Stored data:
------------------------------------------------------------------------
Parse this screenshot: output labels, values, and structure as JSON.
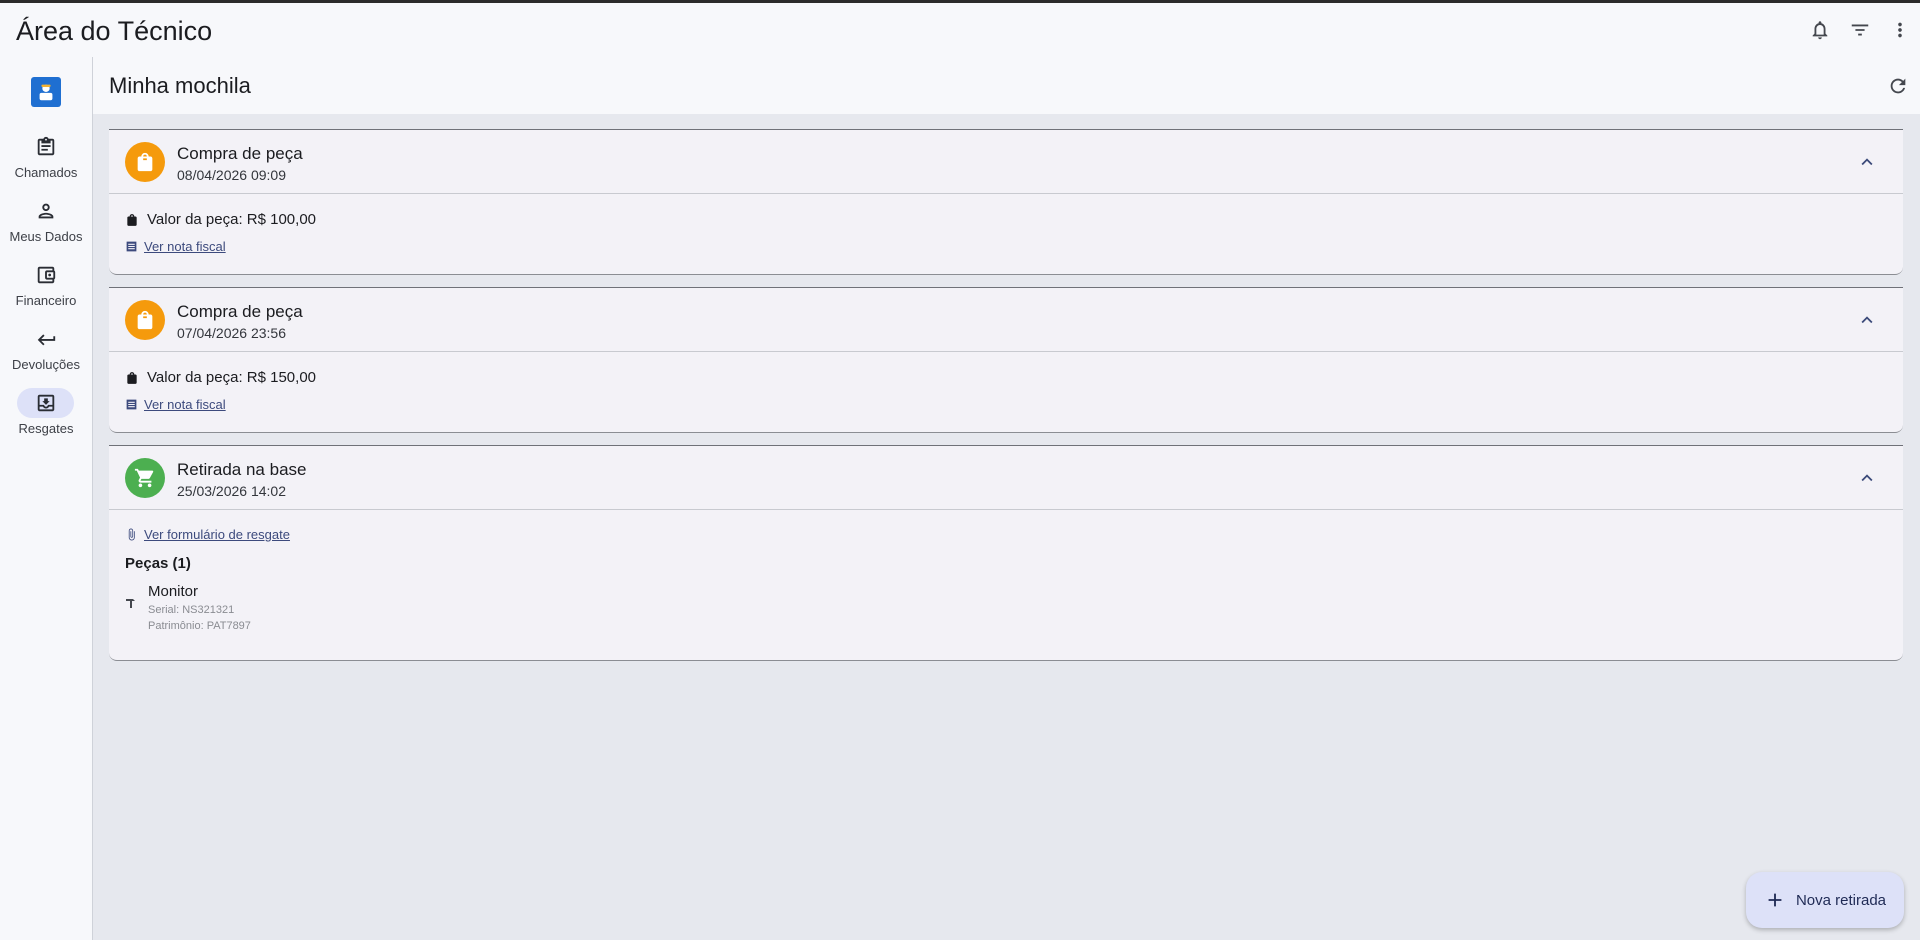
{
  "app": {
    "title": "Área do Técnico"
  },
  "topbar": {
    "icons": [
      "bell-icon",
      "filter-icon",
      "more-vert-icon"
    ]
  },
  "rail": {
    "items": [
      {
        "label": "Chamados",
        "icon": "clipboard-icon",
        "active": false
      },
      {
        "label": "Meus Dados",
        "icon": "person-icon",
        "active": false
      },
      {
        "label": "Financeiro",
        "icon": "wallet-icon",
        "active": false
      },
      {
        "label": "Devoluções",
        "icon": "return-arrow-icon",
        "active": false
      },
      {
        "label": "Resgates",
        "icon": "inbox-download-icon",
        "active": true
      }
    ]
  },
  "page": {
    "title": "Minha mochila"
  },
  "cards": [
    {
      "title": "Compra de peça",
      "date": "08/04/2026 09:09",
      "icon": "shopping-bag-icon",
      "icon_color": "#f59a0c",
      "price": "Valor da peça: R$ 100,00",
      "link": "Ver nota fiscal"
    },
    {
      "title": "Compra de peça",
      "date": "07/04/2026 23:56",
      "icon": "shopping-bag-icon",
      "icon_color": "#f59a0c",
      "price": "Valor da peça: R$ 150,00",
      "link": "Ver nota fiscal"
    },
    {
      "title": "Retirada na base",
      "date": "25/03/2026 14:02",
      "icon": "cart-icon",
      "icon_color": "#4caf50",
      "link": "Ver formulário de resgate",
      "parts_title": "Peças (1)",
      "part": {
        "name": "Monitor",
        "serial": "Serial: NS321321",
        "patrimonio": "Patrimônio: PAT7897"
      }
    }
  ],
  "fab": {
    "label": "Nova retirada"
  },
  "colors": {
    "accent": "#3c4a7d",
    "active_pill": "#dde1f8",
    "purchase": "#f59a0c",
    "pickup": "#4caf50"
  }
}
------------------------------------------------------------------------
• What is required:
Omitting all images, print the listing exactly.

• Response to the exercise:
Parse this screenshot: output labels, values, and structure as JSON.
{
  "app": {
    "title": "Área do Técnico"
  },
  "topbar": {
    "icons": [
      "bell-icon",
      "filter-icon",
      "more-vert-icon"
    ]
  },
  "rail": {
    "items": [
      {
        "label": "Chamados",
        "icon": "clipboard-icon",
        "active": false
      },
      {
        "label": "Meus Dados",
        "icon": "person-icon",
        "active": false
      },
      {
        "label": "Financeiro",
        "icon": "wallet-icon",
        "active": false
      },
      {
        "label": "Devoluções",
        "icon": "return-arrow-icon",
        "active": false
      },
      {
        "label": "Resgates",
        "icon": "inbox-download-icon",
        "active": true
      }
    ]
  },
  "page": {
    "title": "Minha mochila"
  },
  "cards": [
    {
      "title": "Compra de peça",
      "date": "08/04/2026 09:09",
      "icon": "shopping-bag-icon",
      "icon_color": "#f59a0c",
      "price": "Valor da peça: R$ 100,00",
      "link": "Ver nota fiscal"
    },
    {
      "title": "Compra de peça",
      "date": "07/04/2026 23:56",
      "icon": "shopping-bag-icon",
      "icon_color": "#f59a0c",
      "price": "Valor da peça: R$ 150,00",
      "link": "Ver nota fiscal"
    },
    {
      "title": "Retirada na base",
      "date": "25/03/2026 14:02",
      "icon": "cart-icon",
      "icon_color": "#4caf50",
      "link": "Ver formulário de resgate",
      "parts_title": "Peças (1)",
      "part": {
        "name": "Monitor",
        "serial": "Serial: NS321321",
        "patrimonio": "Patrimônio: PAT7897"
      }
    }
  ],
  "fab": {
    "label": "Nova retirada"
  },
  "colors": {
    "accent": "#3c4a7d",
    "active_pill": "#dde1f8",
    "purchase": "#f59a0c",
    "pickup": "#4caf50"
  }
}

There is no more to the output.